▸ EXERCISE
Pull out each line of the data that includes the word "title".

▸ EXTRACTED INFORMATION
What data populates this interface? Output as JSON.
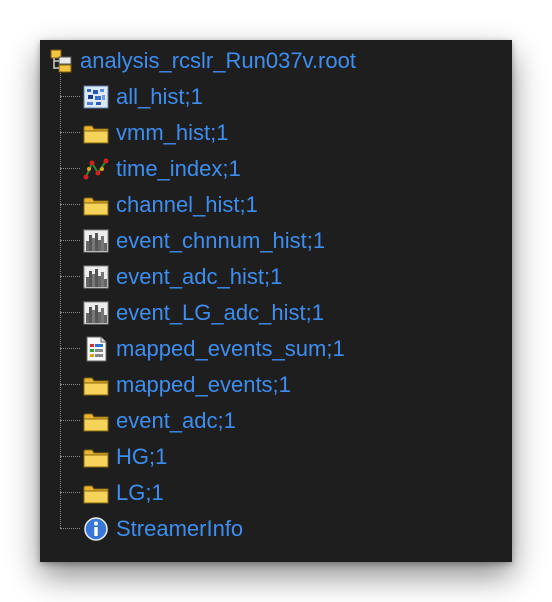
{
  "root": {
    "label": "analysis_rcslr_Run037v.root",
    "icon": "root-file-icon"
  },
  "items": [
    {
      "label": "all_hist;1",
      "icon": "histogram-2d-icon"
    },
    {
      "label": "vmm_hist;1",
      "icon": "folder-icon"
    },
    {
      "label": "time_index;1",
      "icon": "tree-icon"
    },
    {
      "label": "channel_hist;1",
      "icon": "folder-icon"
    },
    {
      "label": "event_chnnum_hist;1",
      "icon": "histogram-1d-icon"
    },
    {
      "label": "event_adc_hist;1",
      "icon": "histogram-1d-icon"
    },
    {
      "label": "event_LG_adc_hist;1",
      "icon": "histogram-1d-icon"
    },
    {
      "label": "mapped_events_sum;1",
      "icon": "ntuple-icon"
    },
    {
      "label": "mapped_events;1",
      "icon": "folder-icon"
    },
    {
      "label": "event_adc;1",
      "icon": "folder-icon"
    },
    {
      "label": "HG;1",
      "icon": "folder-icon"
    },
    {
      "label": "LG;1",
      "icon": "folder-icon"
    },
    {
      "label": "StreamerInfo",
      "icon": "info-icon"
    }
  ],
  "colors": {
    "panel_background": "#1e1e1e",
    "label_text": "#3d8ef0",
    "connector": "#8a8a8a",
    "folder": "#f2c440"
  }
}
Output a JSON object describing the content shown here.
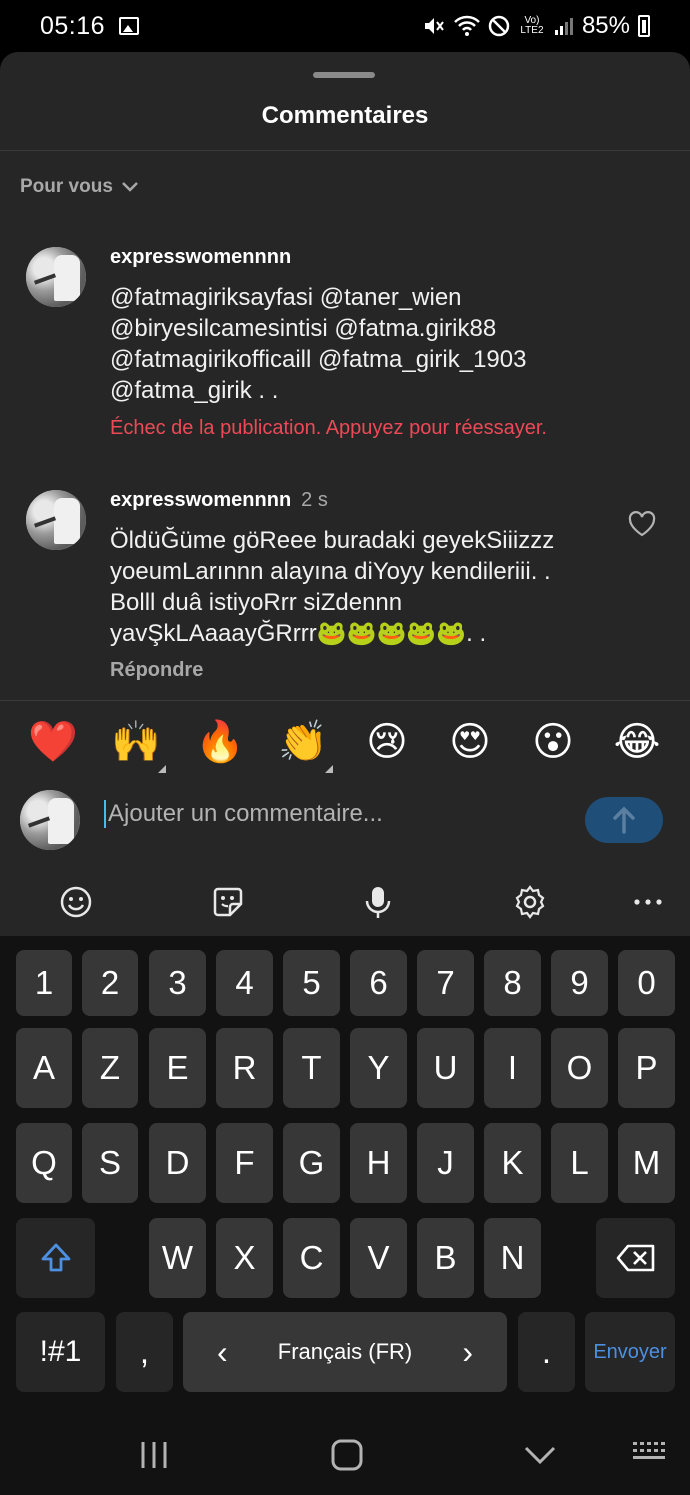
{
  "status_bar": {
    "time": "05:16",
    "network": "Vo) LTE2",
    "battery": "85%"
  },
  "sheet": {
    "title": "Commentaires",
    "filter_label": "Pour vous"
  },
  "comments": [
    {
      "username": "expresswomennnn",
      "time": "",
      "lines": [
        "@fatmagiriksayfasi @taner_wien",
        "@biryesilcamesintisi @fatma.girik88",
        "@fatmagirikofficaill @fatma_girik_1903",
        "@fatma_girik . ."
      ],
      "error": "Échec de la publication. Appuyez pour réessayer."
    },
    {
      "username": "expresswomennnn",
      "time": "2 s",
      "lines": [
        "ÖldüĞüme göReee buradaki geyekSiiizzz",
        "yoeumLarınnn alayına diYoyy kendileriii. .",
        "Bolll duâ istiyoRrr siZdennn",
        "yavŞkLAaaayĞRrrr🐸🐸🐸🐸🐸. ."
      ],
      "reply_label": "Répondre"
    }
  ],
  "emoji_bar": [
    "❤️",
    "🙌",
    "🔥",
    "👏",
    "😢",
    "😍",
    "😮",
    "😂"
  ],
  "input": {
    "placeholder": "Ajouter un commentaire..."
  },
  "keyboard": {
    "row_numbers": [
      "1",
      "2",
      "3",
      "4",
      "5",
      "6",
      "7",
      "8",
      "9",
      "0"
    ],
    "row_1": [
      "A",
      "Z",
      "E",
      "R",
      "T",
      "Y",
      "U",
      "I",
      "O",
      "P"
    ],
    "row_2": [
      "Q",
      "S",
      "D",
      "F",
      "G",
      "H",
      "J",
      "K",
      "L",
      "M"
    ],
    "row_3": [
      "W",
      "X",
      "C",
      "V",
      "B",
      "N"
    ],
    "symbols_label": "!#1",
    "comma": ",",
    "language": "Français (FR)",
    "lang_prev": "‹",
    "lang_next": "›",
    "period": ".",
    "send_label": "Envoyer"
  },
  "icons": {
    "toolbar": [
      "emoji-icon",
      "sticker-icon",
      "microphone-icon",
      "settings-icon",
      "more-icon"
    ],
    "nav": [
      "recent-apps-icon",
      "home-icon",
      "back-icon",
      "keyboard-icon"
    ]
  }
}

==

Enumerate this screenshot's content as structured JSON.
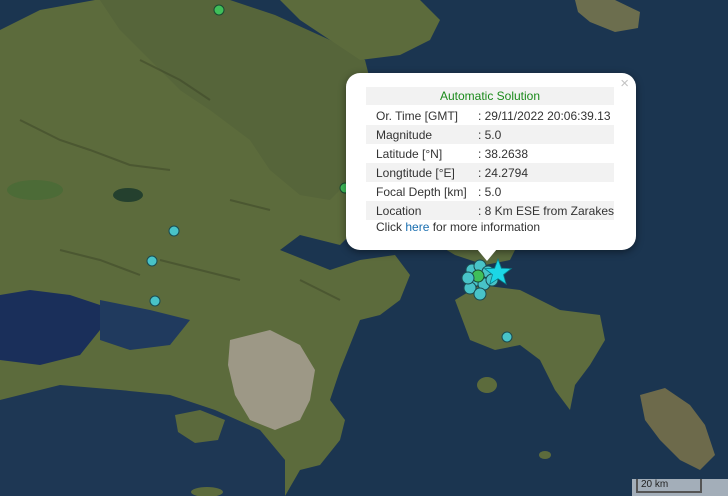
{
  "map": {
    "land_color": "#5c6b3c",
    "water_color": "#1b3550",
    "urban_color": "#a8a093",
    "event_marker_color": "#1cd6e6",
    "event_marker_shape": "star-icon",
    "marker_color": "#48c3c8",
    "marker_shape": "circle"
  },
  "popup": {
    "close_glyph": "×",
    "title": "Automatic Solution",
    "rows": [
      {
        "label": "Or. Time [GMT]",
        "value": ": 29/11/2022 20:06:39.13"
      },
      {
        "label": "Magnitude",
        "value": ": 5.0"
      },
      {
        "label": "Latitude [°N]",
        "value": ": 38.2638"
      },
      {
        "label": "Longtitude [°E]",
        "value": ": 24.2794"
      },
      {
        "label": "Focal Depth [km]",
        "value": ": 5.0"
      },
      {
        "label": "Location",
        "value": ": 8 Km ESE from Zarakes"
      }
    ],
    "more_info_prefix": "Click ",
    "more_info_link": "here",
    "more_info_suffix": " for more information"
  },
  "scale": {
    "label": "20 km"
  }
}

▸ OUTPUT FOR THIS EXERCISE
    "title": "Commentaires",
    "title": "Automatic Solution",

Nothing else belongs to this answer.